- **AIM OF THE EXERCISE**: Select the lines of the records containing the word "衔接培养项目" and list them.

- **DATA FOR THE TASK**:
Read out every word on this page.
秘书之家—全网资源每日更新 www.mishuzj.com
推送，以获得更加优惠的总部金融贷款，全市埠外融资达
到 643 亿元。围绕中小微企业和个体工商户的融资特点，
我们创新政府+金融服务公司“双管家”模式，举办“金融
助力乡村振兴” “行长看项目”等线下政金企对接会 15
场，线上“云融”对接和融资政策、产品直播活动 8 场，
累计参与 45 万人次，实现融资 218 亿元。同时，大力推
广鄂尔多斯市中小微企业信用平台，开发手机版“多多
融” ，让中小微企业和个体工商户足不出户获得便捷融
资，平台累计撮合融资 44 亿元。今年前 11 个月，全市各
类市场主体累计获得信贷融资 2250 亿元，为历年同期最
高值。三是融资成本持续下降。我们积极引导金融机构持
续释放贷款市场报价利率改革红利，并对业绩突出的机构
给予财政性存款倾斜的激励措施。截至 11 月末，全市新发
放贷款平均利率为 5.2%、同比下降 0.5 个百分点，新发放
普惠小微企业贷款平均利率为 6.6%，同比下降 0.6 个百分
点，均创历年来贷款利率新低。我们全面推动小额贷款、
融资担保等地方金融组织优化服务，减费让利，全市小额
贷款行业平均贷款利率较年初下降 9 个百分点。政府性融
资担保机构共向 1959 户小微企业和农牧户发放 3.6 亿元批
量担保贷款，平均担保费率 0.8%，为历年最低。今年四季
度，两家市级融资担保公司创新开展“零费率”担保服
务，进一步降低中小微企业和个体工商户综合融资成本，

--

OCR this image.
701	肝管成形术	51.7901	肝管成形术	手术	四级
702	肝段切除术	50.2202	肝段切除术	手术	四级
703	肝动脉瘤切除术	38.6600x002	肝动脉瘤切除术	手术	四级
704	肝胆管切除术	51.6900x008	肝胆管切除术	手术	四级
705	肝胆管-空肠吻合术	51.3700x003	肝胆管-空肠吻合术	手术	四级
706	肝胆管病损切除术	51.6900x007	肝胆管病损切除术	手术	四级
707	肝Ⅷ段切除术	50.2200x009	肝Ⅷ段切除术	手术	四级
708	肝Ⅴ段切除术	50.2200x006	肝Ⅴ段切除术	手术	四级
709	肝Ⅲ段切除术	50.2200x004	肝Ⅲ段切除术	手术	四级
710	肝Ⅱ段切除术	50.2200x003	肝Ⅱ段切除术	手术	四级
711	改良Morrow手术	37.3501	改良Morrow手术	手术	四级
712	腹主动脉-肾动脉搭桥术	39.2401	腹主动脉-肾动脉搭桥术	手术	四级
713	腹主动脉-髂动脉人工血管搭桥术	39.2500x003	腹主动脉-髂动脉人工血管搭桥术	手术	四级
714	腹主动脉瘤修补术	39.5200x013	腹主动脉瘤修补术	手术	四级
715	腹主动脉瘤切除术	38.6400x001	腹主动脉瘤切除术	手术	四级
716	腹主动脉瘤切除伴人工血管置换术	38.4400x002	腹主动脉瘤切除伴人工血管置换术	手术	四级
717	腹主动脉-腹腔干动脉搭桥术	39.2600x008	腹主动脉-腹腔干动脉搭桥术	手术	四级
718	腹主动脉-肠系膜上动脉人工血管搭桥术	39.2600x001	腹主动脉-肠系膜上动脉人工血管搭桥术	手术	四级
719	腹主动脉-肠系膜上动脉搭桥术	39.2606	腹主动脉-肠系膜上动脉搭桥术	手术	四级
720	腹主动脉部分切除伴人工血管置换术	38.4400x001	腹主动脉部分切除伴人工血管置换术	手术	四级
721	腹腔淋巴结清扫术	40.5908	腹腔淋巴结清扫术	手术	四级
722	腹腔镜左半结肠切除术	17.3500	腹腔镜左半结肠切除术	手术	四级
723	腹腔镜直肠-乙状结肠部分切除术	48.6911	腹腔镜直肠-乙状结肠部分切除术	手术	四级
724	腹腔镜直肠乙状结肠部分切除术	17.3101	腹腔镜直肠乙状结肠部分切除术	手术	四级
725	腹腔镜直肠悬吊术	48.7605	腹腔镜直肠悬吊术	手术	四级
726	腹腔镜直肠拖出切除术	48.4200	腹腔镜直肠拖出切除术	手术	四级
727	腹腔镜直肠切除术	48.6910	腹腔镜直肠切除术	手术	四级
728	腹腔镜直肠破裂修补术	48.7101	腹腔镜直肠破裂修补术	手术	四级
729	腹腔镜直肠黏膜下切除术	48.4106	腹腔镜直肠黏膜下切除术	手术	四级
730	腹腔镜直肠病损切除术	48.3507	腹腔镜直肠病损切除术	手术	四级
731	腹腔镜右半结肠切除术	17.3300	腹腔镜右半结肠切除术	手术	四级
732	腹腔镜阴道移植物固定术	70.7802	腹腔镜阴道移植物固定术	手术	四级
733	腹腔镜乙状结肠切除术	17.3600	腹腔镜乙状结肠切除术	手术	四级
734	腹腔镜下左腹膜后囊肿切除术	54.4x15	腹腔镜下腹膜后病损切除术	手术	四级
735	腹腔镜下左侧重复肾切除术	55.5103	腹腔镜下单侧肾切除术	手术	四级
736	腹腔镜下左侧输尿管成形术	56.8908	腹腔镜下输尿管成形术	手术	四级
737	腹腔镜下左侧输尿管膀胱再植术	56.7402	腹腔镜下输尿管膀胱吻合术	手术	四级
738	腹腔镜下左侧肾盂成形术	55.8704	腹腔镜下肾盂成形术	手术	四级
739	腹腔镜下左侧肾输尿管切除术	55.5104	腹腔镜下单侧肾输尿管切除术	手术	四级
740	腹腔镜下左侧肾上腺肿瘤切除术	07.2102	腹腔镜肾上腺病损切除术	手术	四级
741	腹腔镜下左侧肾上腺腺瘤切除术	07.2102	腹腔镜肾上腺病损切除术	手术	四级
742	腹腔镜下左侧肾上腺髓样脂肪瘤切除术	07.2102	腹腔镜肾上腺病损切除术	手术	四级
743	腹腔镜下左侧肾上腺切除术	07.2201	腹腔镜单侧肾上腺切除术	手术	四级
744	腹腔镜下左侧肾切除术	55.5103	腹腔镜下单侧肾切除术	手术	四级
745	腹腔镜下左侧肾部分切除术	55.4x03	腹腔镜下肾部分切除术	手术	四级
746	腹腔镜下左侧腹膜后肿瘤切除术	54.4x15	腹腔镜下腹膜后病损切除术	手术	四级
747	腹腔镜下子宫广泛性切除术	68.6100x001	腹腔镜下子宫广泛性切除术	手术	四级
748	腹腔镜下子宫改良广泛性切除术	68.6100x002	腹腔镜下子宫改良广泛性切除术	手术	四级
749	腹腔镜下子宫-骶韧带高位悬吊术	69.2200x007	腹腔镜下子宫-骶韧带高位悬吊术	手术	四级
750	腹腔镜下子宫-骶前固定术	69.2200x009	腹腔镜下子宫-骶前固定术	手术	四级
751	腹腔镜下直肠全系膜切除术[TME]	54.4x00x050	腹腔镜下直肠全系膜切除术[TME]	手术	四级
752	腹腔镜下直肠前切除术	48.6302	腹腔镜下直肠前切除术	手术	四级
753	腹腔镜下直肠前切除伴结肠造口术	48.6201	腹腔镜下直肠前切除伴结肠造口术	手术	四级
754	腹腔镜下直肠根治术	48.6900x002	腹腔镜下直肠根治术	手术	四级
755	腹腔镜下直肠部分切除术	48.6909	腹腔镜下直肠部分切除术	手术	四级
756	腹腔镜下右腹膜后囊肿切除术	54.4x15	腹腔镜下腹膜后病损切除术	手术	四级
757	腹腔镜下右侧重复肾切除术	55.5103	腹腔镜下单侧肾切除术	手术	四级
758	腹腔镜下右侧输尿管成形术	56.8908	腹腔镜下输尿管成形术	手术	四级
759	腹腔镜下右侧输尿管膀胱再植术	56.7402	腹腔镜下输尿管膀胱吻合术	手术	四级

---

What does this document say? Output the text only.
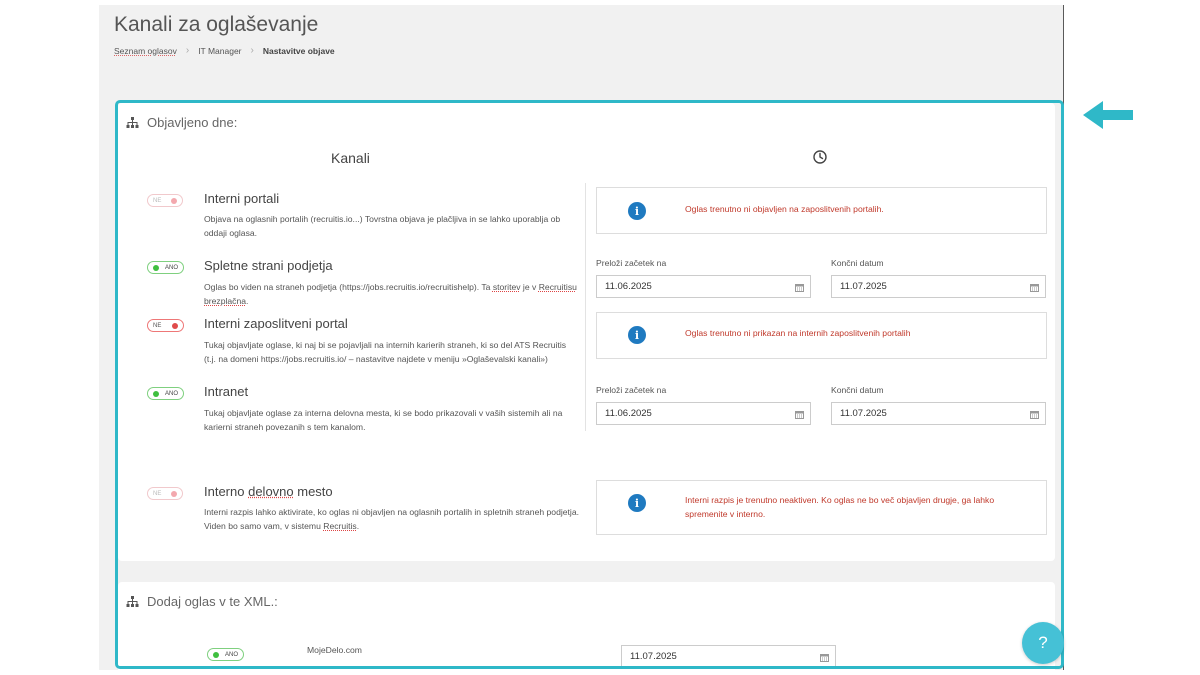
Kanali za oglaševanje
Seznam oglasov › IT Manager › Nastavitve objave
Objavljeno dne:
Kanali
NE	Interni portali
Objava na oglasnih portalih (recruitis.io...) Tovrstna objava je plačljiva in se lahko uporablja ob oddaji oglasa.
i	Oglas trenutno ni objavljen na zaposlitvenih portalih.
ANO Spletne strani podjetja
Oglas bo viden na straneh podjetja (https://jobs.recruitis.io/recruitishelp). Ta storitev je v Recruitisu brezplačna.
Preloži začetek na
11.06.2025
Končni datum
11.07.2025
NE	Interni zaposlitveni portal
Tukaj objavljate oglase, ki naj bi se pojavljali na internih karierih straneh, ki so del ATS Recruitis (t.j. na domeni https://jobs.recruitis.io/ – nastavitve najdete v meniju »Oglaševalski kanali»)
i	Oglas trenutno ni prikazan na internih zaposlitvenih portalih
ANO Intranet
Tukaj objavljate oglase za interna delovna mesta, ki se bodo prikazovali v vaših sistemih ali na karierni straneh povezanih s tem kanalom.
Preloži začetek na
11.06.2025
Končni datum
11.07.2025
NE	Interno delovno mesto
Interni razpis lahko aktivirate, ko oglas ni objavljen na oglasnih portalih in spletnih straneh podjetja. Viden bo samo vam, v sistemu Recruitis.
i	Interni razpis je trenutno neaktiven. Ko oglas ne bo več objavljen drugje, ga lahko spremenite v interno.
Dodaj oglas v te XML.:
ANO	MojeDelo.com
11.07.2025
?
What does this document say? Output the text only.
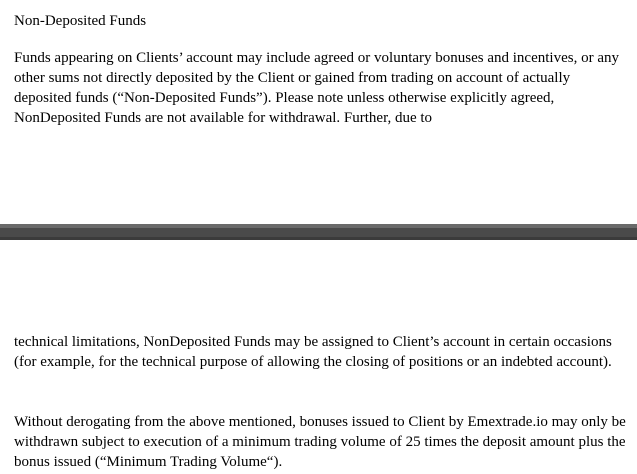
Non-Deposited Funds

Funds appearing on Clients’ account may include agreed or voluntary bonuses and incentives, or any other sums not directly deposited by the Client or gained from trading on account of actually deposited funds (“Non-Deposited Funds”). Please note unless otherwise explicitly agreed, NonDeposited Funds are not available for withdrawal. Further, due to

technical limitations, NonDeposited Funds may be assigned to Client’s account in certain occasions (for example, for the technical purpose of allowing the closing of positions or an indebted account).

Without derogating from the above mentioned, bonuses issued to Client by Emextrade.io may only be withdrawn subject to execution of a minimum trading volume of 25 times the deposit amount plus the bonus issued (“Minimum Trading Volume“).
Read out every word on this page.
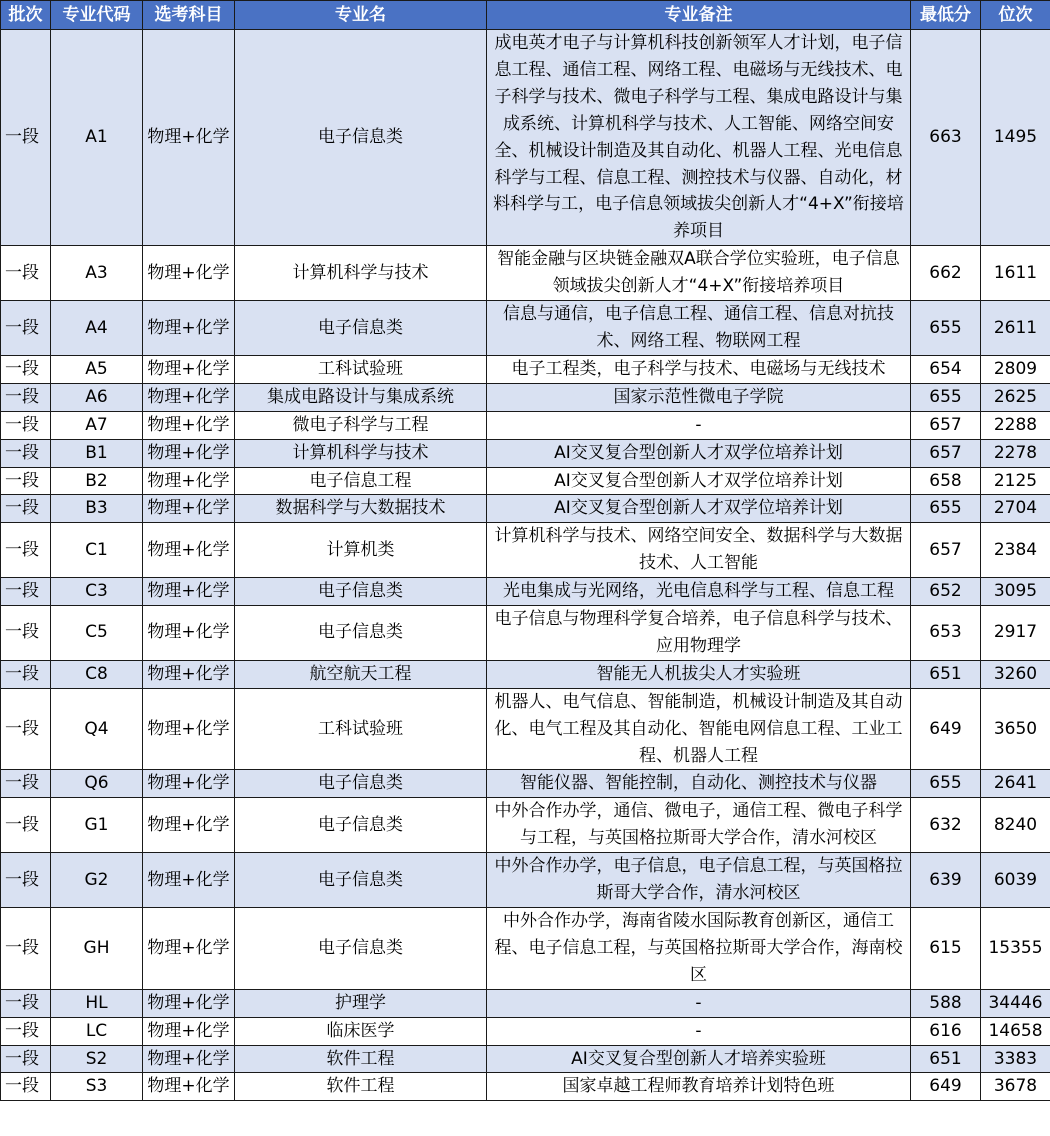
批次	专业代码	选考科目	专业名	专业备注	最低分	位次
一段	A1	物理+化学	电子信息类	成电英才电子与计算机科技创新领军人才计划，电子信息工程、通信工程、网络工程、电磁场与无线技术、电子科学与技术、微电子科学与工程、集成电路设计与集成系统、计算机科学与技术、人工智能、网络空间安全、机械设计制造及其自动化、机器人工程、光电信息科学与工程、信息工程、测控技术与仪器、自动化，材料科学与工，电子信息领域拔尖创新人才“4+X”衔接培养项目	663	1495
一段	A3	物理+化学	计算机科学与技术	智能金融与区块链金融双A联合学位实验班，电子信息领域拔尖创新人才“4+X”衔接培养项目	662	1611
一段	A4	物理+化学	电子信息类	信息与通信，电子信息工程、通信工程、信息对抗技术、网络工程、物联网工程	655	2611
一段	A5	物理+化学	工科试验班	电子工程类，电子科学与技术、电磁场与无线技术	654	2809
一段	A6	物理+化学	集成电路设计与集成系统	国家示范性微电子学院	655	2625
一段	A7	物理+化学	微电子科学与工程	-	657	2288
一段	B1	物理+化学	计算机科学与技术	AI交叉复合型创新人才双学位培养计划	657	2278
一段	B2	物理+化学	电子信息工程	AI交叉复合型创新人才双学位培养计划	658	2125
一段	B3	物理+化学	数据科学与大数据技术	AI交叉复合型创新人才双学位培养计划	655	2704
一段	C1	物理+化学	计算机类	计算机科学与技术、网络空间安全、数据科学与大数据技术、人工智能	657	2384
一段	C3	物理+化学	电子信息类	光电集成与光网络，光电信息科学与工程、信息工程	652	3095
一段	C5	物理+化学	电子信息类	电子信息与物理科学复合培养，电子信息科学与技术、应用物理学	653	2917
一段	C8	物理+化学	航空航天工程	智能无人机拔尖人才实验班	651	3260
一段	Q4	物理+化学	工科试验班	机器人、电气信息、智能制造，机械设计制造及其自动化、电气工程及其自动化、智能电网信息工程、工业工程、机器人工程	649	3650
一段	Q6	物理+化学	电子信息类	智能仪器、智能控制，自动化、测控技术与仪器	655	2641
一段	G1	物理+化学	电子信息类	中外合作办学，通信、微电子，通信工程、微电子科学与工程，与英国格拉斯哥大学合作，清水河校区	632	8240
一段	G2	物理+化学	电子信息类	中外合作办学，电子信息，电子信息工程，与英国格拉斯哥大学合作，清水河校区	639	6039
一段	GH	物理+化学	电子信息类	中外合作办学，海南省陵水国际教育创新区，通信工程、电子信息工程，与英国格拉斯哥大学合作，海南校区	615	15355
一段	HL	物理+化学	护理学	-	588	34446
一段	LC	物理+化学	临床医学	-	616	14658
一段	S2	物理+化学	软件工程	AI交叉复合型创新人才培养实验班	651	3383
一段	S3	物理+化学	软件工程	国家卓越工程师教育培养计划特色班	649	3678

- **FINAL RESULT**:
一段	A1	物理+化学	电子信息类	成电英才电子与计算机科技创新领军人才计划，电子信息工程、通信工程、网络工程、电磁场与无线技术、电子科学与技术、微电子科学与工程、集成电路设计与集成系统、计算机科学与技术、人工智能、网络空间安全、机械设计制造及其自动化、机器人工程、光电信息科学与工程、信息工程、测控技术与仪器、自动化，材料科学与工，电子信息领域拔尖创新人才“4+X”衔接培养项目	663	1495
一段	A3	物理+化学	计算机科学与技术	智能金融与区块链金融双A联合学位实验班，电子信息领域拔尖创新人才“4+X”衔接培养项目	662	1611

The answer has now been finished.